>> start SUPPLIED RECORDS

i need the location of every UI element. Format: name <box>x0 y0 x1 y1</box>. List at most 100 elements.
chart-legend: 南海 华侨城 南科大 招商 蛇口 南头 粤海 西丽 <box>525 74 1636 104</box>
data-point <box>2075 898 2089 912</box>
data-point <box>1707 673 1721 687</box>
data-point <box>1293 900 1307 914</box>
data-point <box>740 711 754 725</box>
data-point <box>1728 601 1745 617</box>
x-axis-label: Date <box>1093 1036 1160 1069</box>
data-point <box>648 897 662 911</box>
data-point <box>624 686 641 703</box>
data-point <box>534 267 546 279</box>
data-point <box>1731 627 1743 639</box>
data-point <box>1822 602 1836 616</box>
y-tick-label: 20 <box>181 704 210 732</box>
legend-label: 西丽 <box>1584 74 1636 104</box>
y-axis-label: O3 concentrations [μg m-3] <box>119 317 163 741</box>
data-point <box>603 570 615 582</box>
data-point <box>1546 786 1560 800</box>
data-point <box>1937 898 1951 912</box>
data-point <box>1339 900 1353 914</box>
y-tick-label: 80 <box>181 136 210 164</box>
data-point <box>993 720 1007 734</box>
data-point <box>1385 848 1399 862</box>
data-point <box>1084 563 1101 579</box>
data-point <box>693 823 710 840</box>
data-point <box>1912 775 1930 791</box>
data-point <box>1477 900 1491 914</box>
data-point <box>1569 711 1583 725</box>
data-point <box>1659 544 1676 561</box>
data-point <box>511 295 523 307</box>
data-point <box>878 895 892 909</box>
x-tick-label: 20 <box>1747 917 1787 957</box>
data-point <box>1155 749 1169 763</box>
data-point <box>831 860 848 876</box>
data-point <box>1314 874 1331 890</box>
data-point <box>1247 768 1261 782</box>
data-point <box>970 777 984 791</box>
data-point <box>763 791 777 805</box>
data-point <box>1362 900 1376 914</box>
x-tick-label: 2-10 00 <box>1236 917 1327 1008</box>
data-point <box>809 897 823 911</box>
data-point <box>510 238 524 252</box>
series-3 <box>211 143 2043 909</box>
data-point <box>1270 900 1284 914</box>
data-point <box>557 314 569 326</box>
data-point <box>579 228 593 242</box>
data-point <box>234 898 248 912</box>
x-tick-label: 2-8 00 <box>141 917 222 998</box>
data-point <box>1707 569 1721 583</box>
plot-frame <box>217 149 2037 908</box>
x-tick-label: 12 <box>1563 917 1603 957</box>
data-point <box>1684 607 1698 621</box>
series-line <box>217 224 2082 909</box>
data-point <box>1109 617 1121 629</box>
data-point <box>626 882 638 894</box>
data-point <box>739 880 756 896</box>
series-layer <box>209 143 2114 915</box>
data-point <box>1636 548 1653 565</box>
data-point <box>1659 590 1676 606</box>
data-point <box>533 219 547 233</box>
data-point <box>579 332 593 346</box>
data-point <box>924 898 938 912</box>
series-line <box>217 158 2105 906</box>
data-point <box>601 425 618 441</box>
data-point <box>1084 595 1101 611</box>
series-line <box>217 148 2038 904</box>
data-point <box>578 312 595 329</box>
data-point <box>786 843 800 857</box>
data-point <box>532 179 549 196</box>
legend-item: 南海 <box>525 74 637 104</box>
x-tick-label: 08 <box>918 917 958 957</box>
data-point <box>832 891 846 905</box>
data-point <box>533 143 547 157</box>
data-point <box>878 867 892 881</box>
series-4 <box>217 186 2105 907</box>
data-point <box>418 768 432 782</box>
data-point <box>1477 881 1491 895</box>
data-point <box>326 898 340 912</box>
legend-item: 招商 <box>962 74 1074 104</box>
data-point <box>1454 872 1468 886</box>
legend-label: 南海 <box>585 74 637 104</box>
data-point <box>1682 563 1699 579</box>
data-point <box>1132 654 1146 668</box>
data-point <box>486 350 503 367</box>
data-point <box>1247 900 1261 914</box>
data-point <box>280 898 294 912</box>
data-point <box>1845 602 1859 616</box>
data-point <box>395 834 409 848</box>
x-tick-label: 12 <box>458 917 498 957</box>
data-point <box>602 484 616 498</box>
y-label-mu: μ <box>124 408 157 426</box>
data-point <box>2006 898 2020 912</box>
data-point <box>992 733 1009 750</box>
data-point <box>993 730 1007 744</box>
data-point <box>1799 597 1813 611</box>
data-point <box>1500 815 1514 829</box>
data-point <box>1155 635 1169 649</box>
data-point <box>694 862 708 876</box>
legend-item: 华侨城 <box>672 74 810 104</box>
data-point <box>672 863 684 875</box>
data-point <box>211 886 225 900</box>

>> end SUPPLIED RECORDS

Rewrite the lines of the material from the first line through the line with "data-point <box>693 823 710 840</box>", changing "y-tick-label" to "y-axis-tick" and leaving all else as it stands.

• FINAL RESULT:
i need the location of every UI element. Format: name <box>x0 y0 x1 y1</box>. List at most 100 elements.
chart-legend: 南海 华侨城 南科大 招商 蛇口 南头 粤海 西丽 <box>525 74 1636 104</box>
data-point <box>2075 898 2089 912</box>
data-point <box>1707 673 1721 687</box>
data-point <box>1293 900 1307 914</box>
data-point <box>740 711 754 725</box>
data-point <box>1728 601 1745 617</box>
x-axis-label: Date <box>1093 1036 1160 1069</box>
data-point <box>648 897 662 911</box>
data-point <box>624 686 641 703</box>
data-point <box>534 267 546 279</box>
data-point <box>1731 627 1743 639</box>
data-point <box>1822 602 1836 616</box>
y-axis-tick: 20 <box>181 704 210 732</box>
legend-label: 西丽 <box>1584 74 1636 104</box>
y-axis-label: O3 concentrations [μg m-3] <box>119 317 163 741</box>
data-point <box>603 570 615 582</box>
data-point <box>1546 786 1560 800</box>
data-point <box>1937 898 1951 912</box>
data-point <box>1339 900 1353 914</box>
y-axis-tick: 80 <box>181 136 210 164</box>
data-point <box>993 720 1007 734</box>
data-point <box>1385 848 1399 862</box>
data-point <box>1084 563 1101 579</box>
data-point <box>693 823 710 840</box>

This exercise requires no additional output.